=== PROBLEM DESCRIPTION ===
Locate each line of the material that contains "федераль", then return it.

Stored data entries:
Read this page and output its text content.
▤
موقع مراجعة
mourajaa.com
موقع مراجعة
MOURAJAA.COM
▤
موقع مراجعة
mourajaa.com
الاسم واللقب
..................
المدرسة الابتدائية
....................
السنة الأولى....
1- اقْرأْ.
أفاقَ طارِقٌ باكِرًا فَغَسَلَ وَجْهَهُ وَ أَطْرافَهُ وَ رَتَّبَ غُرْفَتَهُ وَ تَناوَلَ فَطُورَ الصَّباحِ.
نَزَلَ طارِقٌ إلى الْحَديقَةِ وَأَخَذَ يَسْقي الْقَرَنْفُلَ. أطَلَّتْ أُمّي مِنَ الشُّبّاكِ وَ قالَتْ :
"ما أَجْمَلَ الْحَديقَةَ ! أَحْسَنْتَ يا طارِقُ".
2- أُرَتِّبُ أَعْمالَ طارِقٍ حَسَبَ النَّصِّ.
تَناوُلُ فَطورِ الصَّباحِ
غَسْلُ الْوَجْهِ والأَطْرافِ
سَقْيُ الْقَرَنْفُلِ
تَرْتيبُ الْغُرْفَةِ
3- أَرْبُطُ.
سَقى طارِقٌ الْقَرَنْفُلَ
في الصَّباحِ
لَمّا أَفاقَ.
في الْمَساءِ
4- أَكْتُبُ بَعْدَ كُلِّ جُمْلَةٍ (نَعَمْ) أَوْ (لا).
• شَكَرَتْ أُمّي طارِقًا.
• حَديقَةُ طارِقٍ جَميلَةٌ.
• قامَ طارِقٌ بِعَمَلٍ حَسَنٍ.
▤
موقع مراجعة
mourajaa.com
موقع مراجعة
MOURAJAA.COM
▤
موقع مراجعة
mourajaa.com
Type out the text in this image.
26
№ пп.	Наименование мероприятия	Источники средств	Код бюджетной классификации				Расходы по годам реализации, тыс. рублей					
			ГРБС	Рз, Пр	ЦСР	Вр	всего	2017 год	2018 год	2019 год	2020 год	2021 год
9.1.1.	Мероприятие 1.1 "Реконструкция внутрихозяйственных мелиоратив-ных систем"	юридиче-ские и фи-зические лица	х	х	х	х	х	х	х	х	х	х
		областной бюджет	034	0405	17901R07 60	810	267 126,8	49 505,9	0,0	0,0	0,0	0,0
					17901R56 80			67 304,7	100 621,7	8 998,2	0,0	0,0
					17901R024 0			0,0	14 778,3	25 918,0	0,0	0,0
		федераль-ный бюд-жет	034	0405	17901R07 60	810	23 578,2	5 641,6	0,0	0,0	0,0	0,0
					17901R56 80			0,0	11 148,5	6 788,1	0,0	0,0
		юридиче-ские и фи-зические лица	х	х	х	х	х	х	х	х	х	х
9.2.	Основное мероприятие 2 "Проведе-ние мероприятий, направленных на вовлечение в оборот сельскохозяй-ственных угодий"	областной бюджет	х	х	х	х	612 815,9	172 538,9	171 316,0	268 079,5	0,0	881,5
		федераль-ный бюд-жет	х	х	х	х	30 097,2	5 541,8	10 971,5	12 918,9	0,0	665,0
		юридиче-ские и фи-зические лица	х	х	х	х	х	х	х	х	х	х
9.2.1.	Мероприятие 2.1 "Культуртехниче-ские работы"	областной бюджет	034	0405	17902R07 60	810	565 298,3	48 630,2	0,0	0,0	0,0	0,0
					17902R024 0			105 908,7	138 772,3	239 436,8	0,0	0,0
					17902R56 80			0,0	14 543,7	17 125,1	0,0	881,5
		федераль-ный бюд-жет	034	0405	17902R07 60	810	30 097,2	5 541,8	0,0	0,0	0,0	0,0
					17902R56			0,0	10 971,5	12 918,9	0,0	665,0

=== RESULT ===
		федераль-ный бюд-жет	034	0405	17901R07 60	810	23 578,2	5 641,6	0,0	0,0	0,0	0,0
		федераль-ный бюд-жет	х	х	х	х	30 097,2	5 541,8	10 971,5	12 918,9	0,0	665,0
		федераль-ный бюд-жет	034	0405	17902R07 60	810	30 097,2	5 541,8	0,0	0,0	0,0	0,0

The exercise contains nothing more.